• **Given problem**
Where the data below has the string "二〇二〇年", return the whole line.

• **Information shown**
* Begin *

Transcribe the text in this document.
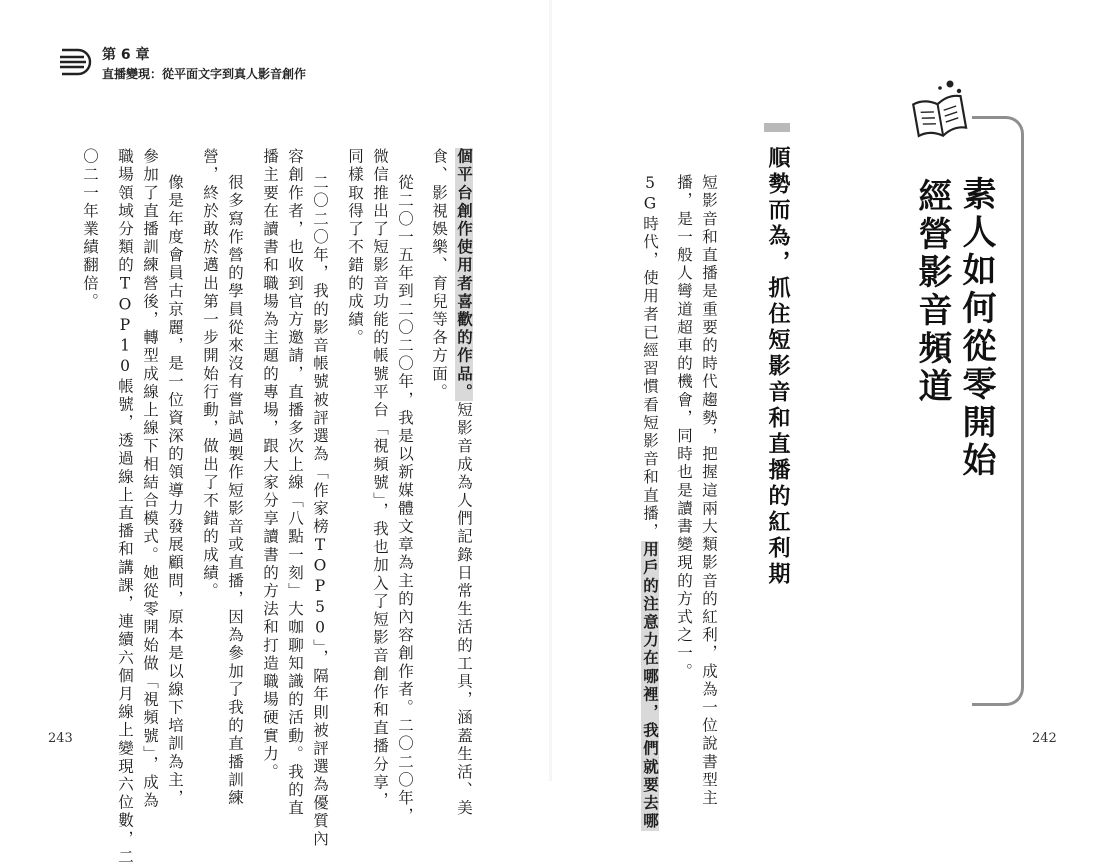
第 6 章
直播變現：從平面文字到真人影音創作
素人如何從零開始
經營影音頻道
順勢而為，抓住短影音和直播的紅利期
短影音和直播是重要的時代趨勢，把握這兩大類影音的紅利，成為一位說書型主
播，是一般人彎道超車的機會，同時也是讀書變現的方式之一。
5G時代，使用者已經習慣看短影音和直播，用戶的注意力在哪裡，我們就要去哪	242
個平台創作使用者喜歡的作品。短影音成為人們記錄日常生活的工具，涵蓋生活、美
食、影視娛樂、育兒等各方面。
從二〇一五年到二〇二〇年，我是以新媒體文章為主的內容創作者。二〇二〇年，
微信推出了短影音功能的帳號平台「視頻號」，我也加入了短影音創作和直播分享，
同樣取得了不錯的成績。
二〇二〇年，我的影音帳號被評選為「作家榜TOP50」，隔年則被評選為優質內
容創作者，也收到官方邀請，直播多次上線「八點一刻」大咖聊知識的活動。我的直
播主要在讀書和職場為主題的專場，跟大家分享讀書的方法和打造職場硬實力。
很多寫作營的學員從來沒有嘗試過製作短影音或直播，因為參加了我的直播訓練
營，終於敢於邁出第一步開始行動，做出了不錯的成績。
像是年度會員古京麗，是一位資深的領導力發展顧問，原本是以線下培訓為主，
參加了直播訓練營後，轉型成線上線下相結合模式。她從零開始做「視頻號」，成為
職場領域分類的TOP10帳號，透過線上直播和講課，連續六個月線上變現六位數，二
〇二一年業績翻倍。
243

* End *

• **Reply**
從二〇一五年到二〇二〇年，我是以新媒體文章為主的內容創作者。二〇二〇年，
二〇二〇年，我的影音帳號被評選為「作家榜TOP50」，隔年則被評選為優質內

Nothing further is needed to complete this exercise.